_Exercise task_. Spot every line with the word "result" and return it.

== Dataset records

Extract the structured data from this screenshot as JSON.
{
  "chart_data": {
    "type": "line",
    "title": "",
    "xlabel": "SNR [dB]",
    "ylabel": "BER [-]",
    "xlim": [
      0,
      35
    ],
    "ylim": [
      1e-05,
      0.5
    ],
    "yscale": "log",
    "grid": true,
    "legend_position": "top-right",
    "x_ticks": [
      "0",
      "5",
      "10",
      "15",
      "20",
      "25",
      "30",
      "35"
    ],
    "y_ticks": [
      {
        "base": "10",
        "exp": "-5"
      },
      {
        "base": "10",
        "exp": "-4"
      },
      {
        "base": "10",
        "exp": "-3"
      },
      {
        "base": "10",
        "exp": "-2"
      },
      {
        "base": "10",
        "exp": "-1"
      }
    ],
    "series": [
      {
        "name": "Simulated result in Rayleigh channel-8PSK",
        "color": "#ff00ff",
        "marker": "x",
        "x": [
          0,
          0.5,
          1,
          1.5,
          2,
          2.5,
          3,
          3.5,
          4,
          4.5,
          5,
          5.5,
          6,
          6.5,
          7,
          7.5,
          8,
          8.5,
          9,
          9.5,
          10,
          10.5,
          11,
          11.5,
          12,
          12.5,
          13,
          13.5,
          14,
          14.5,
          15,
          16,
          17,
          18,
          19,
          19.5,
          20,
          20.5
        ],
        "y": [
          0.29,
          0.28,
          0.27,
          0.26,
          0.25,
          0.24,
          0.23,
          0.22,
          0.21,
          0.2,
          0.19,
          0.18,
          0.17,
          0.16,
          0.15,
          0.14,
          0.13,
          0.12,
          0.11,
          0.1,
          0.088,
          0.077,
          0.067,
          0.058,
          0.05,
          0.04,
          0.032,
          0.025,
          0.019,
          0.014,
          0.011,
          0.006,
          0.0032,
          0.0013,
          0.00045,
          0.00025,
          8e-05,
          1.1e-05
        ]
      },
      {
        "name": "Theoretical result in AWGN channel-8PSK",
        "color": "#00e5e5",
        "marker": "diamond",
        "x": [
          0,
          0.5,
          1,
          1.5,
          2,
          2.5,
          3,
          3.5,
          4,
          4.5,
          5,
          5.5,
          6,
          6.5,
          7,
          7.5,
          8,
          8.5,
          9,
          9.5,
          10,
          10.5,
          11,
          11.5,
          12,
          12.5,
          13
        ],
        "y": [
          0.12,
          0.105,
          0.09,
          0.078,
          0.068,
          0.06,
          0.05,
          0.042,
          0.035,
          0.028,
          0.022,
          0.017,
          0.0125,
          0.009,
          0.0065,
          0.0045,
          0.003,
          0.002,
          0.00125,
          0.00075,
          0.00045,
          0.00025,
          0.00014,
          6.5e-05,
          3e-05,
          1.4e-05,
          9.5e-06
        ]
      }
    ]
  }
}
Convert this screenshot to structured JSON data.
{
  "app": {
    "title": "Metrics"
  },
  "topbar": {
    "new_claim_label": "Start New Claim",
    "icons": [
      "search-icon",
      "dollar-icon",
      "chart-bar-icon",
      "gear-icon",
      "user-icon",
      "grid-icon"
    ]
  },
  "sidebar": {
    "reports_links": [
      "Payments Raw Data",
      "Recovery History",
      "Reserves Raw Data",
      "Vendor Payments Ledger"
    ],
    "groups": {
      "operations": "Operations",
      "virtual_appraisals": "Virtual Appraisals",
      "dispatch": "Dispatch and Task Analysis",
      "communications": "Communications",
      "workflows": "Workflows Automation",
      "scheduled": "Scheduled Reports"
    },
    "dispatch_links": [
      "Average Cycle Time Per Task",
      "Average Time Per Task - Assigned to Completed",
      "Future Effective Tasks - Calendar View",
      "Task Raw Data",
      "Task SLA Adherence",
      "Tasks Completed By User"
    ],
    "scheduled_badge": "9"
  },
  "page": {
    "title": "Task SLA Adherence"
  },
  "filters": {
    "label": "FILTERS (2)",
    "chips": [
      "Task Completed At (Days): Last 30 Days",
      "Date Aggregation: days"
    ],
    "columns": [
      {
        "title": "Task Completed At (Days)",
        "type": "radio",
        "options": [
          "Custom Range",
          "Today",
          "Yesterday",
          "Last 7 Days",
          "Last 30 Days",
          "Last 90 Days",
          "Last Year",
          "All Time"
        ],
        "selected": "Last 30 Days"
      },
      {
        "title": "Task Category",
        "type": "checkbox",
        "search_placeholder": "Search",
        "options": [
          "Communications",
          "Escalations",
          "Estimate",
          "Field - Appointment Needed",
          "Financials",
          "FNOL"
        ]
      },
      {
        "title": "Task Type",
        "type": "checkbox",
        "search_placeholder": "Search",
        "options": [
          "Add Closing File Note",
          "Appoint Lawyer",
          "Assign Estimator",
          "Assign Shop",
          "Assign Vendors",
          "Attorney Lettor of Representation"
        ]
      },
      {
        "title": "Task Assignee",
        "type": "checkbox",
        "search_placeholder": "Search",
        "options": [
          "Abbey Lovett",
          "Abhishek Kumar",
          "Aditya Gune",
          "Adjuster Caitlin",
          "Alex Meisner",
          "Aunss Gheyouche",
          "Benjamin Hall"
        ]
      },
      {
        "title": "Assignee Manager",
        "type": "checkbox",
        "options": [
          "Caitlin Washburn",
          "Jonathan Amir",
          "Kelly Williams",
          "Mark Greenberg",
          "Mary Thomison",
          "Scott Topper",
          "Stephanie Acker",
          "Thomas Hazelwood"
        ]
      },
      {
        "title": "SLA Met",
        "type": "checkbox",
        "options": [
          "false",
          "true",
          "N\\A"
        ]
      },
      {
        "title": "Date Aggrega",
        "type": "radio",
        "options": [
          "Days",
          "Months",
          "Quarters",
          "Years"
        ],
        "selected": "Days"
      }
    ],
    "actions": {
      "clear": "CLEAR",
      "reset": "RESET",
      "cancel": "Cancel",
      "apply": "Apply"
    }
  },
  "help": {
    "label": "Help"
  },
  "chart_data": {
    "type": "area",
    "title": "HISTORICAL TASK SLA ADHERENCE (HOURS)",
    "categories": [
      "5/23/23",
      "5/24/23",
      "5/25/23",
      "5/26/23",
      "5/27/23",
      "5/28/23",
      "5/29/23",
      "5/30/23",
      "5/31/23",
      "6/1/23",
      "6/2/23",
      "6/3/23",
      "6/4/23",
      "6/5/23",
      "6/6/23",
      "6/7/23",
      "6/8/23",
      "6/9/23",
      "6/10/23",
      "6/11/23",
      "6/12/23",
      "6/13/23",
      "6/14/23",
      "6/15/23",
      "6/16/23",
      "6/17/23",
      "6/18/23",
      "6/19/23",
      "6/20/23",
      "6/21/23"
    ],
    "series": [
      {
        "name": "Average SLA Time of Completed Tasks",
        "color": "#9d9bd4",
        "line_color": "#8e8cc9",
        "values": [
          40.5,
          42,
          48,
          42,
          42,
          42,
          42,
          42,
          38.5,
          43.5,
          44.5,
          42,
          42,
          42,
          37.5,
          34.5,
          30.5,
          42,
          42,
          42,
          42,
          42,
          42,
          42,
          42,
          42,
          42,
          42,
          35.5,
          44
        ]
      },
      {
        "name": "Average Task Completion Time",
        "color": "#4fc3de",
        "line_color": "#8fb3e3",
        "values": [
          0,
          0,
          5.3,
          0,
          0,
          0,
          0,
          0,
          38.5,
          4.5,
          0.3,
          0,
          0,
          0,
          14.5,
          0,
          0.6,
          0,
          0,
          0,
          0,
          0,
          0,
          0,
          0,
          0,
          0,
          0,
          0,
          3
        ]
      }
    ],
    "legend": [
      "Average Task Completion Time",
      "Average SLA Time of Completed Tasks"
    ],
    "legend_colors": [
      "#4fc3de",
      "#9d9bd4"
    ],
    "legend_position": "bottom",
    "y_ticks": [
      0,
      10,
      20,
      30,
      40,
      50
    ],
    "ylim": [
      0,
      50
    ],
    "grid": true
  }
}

====

_Task output_.
        "name": "Simulated result in Rayleigh channel-8PSK",
        "name": "Theoretical result in AWGN channel-8PSK",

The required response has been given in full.